# BRIEF:
Scan the records below. List lines holding "cost".

# Dataset excerpts:
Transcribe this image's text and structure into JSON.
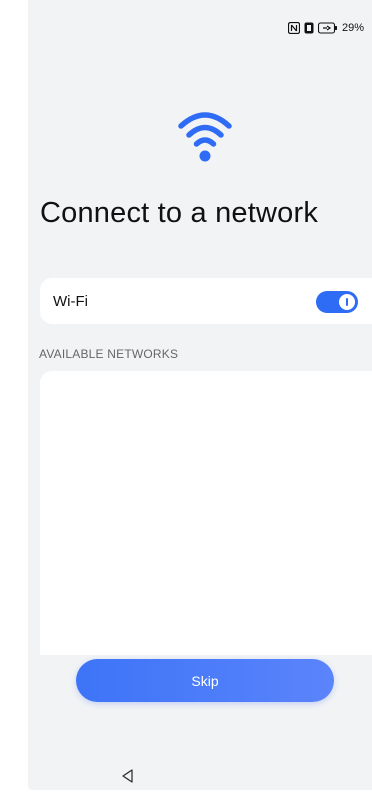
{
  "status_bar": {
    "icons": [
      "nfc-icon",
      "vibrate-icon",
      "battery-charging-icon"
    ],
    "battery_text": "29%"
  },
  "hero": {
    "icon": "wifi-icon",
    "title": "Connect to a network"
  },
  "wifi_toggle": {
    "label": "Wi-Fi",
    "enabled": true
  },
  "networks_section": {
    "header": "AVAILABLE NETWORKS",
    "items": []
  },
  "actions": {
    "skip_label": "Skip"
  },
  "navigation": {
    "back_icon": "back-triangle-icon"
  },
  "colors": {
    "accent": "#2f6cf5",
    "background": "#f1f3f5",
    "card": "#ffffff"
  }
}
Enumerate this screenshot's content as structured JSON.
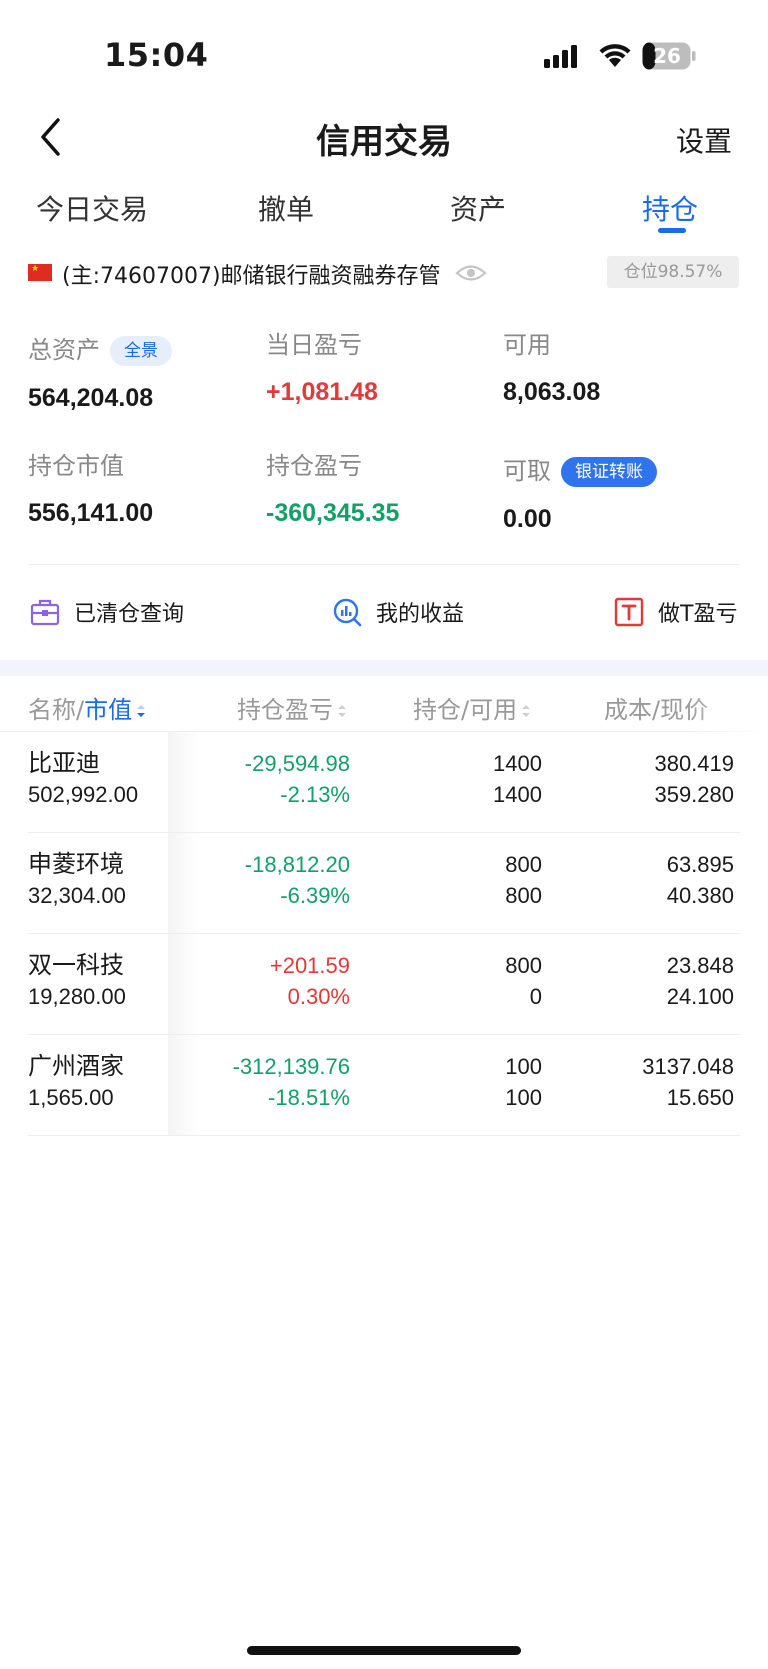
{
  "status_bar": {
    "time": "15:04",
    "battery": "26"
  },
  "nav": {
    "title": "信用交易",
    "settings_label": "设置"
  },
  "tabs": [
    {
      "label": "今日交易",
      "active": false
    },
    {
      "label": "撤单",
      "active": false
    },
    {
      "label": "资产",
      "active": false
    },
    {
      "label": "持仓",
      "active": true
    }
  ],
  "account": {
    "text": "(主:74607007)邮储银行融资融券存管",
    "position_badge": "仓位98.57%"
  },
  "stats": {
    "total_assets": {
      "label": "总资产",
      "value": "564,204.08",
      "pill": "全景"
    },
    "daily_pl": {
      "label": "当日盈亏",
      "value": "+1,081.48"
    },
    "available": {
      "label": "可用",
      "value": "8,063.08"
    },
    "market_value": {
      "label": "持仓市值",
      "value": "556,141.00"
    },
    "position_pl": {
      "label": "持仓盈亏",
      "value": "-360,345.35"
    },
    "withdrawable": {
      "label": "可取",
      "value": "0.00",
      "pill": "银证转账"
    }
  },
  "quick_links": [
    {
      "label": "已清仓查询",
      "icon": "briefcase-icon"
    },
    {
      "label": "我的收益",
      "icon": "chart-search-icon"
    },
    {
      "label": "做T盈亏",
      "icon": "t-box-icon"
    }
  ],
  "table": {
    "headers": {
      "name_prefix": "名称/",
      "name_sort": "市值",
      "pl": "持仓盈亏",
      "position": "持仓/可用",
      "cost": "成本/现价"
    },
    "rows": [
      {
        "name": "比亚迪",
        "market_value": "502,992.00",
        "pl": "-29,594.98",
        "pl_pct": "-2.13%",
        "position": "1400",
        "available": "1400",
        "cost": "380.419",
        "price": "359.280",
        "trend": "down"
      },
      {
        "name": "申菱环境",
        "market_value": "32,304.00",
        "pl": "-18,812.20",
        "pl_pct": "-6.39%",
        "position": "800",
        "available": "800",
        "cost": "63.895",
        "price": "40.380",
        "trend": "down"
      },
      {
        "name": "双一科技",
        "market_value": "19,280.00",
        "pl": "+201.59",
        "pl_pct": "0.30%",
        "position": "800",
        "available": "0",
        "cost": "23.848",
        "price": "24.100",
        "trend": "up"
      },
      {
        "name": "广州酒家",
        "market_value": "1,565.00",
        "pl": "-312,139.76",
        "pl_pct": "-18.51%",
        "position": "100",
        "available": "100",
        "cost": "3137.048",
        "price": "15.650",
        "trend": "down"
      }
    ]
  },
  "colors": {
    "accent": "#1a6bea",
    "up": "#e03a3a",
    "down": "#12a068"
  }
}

* * *

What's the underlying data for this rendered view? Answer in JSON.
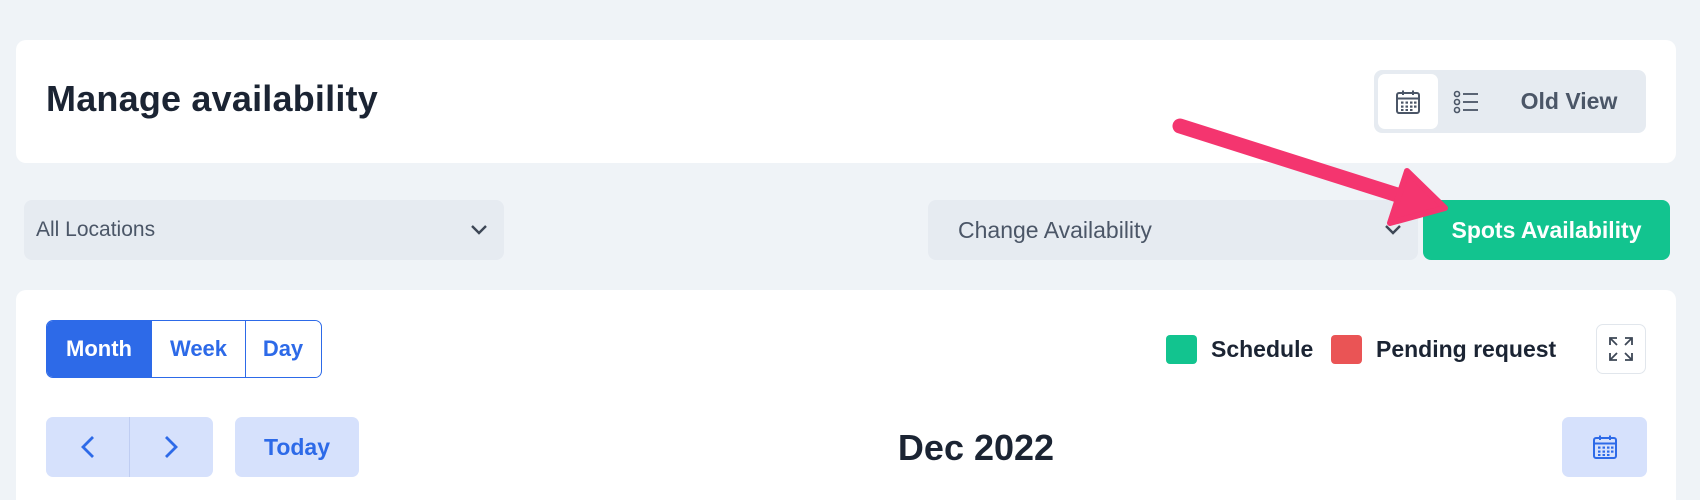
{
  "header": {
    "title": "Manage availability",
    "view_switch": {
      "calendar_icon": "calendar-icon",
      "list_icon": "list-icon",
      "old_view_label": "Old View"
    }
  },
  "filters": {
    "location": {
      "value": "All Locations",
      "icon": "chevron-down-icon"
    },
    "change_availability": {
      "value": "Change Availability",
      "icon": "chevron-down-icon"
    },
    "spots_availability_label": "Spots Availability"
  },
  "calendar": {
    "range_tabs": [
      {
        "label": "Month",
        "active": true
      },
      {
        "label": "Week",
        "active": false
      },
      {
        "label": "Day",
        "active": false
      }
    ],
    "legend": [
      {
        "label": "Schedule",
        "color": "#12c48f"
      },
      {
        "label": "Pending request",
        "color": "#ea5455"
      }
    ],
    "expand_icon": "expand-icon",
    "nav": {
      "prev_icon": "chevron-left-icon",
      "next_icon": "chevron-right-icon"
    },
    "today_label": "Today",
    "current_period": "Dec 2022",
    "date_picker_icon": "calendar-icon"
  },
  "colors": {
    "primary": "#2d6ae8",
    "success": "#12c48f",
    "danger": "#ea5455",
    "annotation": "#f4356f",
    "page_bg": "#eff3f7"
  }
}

# RESPONSE TO THIS EXERCISE:
      "cost": "成本/现价"
        "cost": "380.419",
        "cost": "63.895",
        "cost": "23.848",
        "cost": "3137.048",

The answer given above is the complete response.